■ **EXERCISE INSTRUCTIONS**
Across the entries, how many lines have the string "utilizar" in them? Reply with only a number.

■ **THE INPUT**
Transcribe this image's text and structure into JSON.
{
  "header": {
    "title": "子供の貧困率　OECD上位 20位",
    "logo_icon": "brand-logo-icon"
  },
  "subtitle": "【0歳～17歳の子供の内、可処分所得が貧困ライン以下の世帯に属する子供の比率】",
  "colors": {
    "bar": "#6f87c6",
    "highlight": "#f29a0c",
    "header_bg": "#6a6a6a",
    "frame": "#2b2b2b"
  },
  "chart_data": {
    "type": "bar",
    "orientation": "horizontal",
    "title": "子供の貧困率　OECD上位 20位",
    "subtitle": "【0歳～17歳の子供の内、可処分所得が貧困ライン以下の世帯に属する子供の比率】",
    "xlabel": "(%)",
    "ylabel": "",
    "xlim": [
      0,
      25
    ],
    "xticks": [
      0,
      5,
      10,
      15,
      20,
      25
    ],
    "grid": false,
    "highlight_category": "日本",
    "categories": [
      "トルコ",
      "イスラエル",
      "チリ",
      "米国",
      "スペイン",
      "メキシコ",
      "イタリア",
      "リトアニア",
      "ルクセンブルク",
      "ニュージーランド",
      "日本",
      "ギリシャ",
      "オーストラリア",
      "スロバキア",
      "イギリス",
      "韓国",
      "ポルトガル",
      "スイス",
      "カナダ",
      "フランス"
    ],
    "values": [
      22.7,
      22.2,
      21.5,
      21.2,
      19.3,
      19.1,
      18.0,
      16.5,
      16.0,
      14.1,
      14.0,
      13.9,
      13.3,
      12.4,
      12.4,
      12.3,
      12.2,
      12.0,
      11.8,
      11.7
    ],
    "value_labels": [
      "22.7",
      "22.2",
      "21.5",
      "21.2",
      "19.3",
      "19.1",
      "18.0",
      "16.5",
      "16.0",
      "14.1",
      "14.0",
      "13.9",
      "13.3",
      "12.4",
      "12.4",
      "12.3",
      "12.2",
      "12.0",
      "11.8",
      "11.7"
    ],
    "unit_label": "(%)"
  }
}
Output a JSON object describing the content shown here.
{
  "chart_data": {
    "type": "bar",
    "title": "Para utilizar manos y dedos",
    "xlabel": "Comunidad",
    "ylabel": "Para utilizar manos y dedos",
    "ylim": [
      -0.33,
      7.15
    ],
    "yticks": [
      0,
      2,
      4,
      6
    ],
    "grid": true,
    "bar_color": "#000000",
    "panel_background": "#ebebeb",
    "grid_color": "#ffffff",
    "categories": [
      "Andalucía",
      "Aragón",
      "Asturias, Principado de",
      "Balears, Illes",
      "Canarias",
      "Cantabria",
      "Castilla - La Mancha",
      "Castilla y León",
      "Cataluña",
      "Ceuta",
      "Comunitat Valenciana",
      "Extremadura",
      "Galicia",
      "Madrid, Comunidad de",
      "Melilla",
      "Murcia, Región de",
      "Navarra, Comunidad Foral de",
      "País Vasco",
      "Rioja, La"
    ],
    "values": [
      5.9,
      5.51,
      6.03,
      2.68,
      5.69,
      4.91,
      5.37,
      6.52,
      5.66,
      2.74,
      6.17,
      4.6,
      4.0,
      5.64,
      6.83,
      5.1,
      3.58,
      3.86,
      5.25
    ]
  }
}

■ **EXERCISE RESULT**
2